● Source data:

◆ ◆ ◆ ◆

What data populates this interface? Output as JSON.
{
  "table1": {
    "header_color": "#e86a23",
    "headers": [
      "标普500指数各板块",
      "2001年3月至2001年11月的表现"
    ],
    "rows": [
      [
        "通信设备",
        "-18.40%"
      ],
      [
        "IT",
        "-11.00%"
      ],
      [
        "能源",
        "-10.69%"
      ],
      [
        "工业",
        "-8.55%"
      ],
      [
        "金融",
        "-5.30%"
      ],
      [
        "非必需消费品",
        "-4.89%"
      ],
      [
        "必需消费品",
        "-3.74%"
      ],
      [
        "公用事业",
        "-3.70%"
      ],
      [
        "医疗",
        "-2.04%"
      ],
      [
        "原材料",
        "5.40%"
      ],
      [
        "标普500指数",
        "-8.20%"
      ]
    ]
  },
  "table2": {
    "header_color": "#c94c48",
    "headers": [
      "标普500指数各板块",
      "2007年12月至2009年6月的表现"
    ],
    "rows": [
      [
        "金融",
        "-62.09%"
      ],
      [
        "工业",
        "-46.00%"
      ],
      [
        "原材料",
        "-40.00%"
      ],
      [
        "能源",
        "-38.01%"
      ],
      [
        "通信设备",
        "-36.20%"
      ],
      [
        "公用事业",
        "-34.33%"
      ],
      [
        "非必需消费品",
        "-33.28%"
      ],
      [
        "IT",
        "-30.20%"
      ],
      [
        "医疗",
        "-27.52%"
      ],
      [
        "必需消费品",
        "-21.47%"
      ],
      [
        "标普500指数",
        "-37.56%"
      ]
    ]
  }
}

◆ ◆ ◆ ◆

● EXERCISE TASK:
Write every record out again, unaltered.

● ANSWER TO THE EXERCISE:
What data populates this interface? Output as JSON.
{
  "table1": {
    "header_color": "#e86a23",
    "headers": [
      "标普500指数各板块",
      "2001年3月至2001年11月的表现"
    ],
    "rows": [
      [
        "通信设备",
        "-18.40%"
      ],
      [
        "IT",
        "-11.00%"
      ],
      [
        "能源",
        "-10.69%"
      ],
      [
        "工业",
        "-8.55%"
      ],
      [
        "金融",
        "-5.30%"
      ],
      [
        "非必需消费品",
        "-4.89%"
      ],
      [
        "必需消费品",
        "-3.74%"
      ],
      [
        "公用事业",
        "-3.70%"
      ],
      [
        "医疗",
        "-2.04%"
      ],
      [
        "原材料",
        "5.40%"
      ],
      [
        "标普500指数",
        "-8.20%"
      ]
    ]
  },
  "table2": {
    "header_color": "#c94c48",
    "headers": [
      "标普500指数各板块",
      "2007年12月至2009年6月的表现"
    ],
    "rows": [
      [
        "金融",
        "-62.09%"
      ],
      [
        "工业",
        "-46.00%"
      ],
      [
        "原材料",
        "-40.00%"
      ],
      [
        "能源",
        "-38.01%"
      ],
      [
        "通信设备",
        "-36.20%"
      ],
      [
        "公用事业",
        "-34.33%"
      ],
      [
        "非必需消费品",
        "-33.28%"
      ],
      [
        "IT",
        "-30.20%"
      ],
      [
        "医疗",
        "-27.52%"
      ],
      [
        "必需消费品",
        "-21.47%"
      ],
      [
        "标普500指数",
        "-37.56%"
      ]
    ]
  }
}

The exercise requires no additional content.